*** Provided data
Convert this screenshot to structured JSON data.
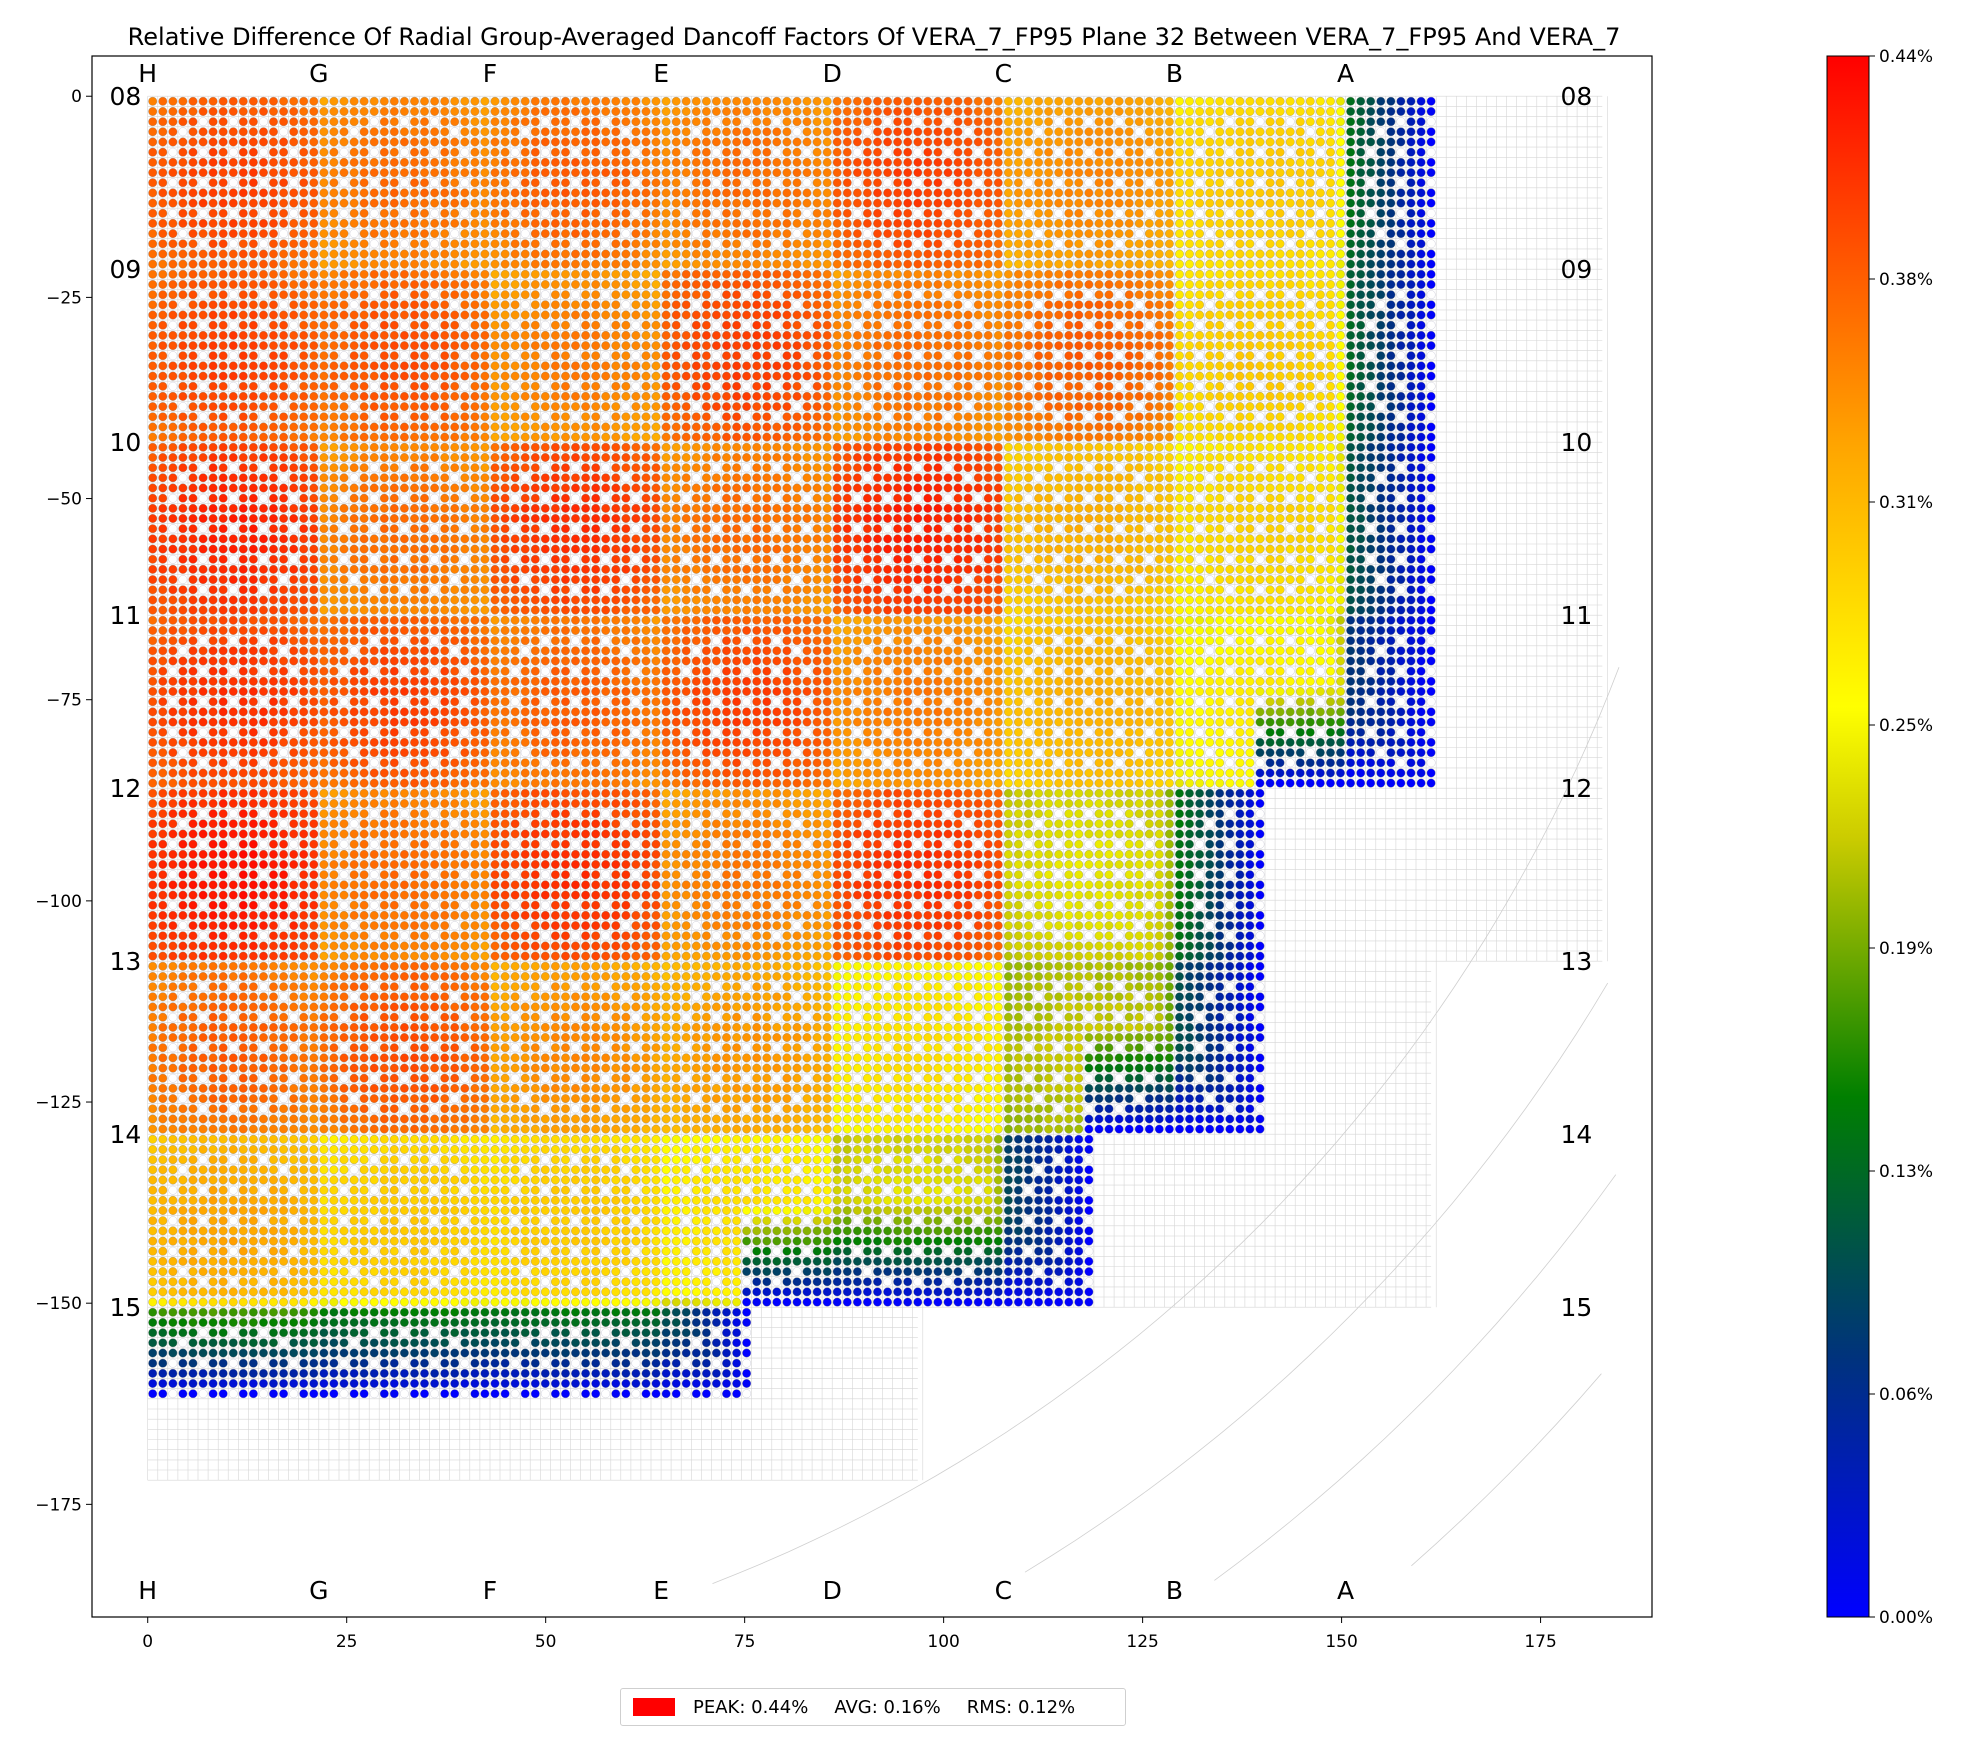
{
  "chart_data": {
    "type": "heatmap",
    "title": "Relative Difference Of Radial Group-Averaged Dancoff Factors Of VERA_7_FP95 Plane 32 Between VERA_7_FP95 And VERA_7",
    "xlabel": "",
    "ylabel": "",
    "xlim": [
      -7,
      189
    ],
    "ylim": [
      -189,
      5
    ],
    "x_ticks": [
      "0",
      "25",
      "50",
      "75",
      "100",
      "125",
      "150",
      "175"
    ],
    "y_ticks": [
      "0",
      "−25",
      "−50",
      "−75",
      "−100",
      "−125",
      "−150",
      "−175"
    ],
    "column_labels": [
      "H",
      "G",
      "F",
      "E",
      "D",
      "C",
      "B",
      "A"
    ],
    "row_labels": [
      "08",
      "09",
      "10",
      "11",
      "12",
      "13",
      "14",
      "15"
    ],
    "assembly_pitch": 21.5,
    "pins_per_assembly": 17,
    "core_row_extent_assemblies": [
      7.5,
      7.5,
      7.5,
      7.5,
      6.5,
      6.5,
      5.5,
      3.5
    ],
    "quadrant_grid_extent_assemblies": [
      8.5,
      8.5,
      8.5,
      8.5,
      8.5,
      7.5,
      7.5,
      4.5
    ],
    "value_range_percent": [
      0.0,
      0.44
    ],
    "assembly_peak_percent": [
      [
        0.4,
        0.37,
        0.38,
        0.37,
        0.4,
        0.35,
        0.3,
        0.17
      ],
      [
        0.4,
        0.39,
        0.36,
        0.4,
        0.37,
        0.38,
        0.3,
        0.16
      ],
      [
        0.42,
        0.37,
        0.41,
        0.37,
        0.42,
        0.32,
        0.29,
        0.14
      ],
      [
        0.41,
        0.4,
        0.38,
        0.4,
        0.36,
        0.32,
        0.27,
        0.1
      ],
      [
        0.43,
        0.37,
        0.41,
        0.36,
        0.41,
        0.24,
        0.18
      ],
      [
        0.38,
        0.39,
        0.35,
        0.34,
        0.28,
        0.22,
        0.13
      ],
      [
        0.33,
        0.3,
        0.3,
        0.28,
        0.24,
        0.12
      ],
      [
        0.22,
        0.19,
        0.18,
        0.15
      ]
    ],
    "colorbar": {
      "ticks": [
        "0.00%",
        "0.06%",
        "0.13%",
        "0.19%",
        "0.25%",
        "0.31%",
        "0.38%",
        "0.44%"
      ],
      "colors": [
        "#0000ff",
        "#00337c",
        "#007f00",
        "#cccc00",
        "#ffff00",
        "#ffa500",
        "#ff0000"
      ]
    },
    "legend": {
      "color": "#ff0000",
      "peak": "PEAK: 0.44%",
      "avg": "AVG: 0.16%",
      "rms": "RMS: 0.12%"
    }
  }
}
******
*** Provided data
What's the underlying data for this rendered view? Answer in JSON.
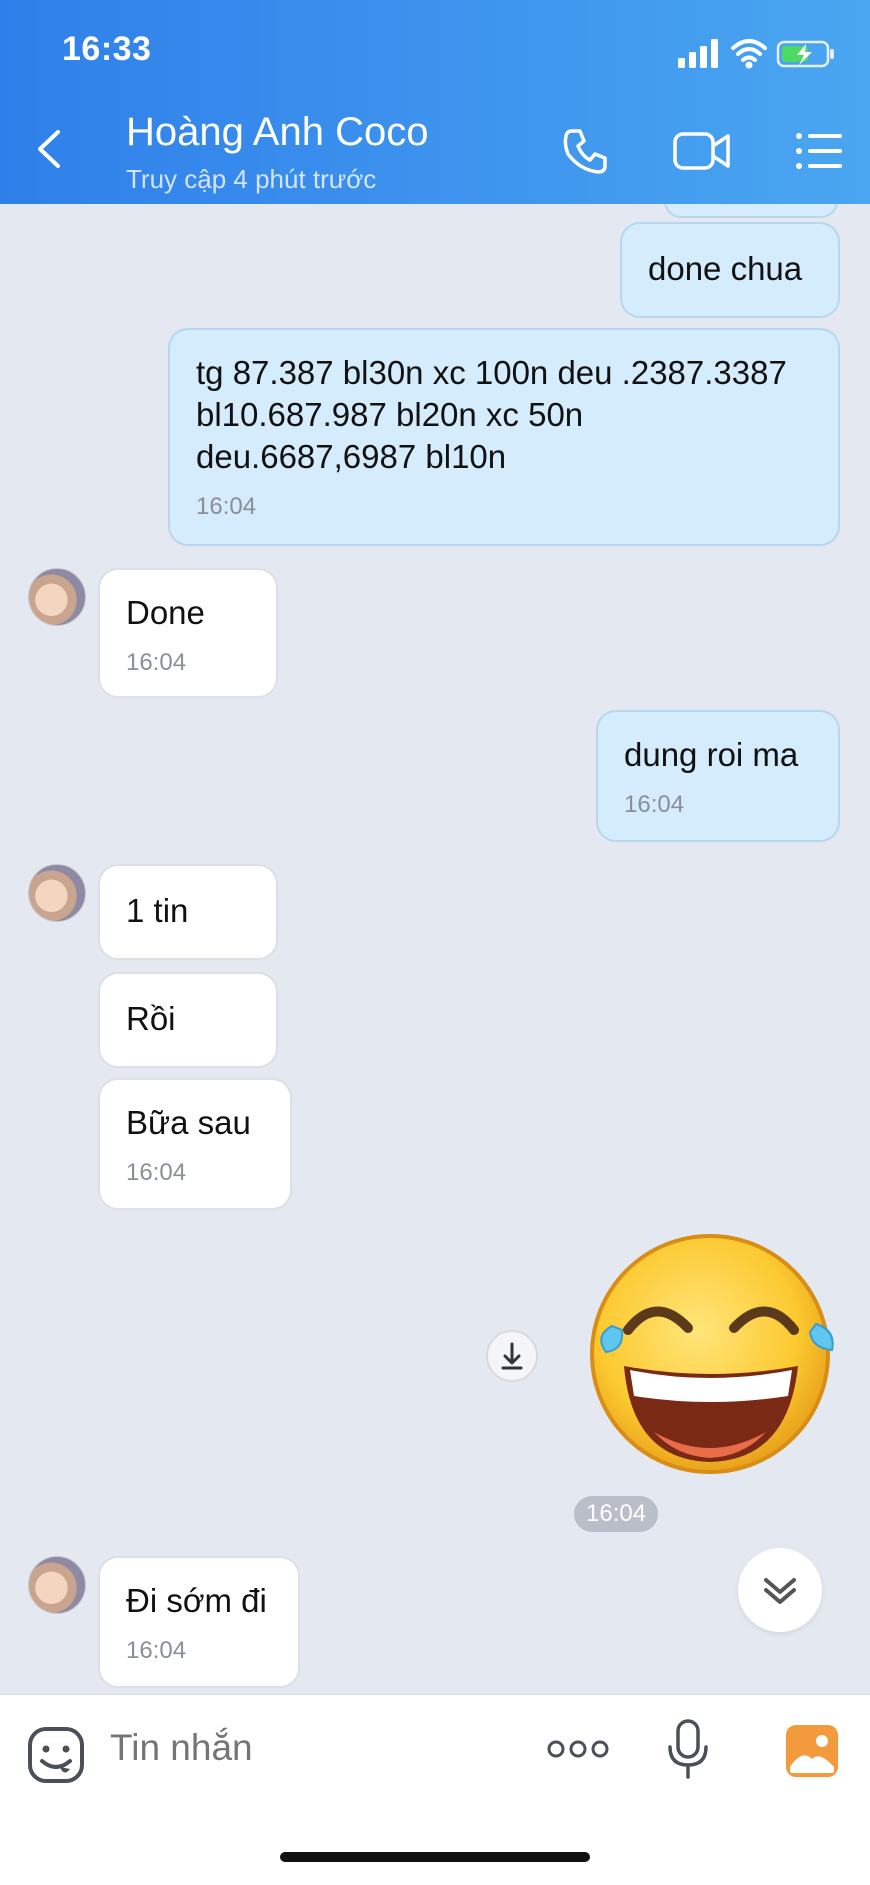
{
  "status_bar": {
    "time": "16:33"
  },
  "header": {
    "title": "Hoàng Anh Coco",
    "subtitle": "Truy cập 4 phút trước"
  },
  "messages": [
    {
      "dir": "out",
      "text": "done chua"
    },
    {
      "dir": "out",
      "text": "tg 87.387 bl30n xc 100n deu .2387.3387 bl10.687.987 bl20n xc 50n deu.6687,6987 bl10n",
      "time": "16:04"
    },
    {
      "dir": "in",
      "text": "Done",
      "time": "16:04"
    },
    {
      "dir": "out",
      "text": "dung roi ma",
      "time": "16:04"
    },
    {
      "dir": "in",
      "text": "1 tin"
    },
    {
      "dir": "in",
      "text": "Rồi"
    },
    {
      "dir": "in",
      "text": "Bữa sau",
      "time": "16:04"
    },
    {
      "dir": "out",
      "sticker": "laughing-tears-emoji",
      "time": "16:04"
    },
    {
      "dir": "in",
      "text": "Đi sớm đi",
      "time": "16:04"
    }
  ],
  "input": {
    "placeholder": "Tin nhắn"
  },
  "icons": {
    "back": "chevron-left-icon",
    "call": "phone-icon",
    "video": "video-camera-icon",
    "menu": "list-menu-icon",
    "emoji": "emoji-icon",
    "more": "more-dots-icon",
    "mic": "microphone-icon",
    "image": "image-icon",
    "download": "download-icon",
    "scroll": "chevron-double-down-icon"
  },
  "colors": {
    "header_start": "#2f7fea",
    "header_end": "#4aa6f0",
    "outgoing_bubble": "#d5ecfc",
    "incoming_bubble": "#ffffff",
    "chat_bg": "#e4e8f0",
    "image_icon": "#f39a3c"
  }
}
******
*** Provided data
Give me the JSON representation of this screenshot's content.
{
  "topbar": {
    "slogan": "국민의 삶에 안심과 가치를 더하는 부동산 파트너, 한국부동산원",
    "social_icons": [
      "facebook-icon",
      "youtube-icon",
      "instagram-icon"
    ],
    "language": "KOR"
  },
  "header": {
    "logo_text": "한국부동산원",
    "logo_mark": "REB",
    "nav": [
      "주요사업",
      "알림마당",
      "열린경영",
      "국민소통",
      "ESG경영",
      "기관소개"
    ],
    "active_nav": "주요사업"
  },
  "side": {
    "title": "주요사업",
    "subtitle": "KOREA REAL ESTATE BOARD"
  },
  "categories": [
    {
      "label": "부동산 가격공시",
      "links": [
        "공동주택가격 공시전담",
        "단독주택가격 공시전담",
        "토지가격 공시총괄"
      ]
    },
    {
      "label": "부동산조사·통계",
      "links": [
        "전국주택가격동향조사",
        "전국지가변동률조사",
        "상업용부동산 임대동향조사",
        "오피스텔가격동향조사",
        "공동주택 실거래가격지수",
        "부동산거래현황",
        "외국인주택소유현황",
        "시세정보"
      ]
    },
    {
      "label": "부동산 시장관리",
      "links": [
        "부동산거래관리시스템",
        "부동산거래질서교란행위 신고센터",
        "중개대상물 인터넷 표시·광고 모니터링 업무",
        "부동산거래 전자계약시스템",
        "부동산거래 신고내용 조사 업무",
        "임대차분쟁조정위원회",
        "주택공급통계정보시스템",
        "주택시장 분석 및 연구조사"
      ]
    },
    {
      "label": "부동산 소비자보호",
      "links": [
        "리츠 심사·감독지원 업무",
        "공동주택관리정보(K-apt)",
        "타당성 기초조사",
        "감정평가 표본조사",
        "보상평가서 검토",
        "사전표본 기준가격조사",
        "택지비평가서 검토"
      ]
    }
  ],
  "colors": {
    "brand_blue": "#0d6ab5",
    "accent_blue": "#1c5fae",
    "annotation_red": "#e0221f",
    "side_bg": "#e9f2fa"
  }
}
******
:: Short problem ::
Pull out all lines from the entries above that include the word "subtitle".

:: Reply ::
    "subtitle": "Truy cập 4 phút trước"
    "subtitle": "KOREA REAL ESTATE BOARD"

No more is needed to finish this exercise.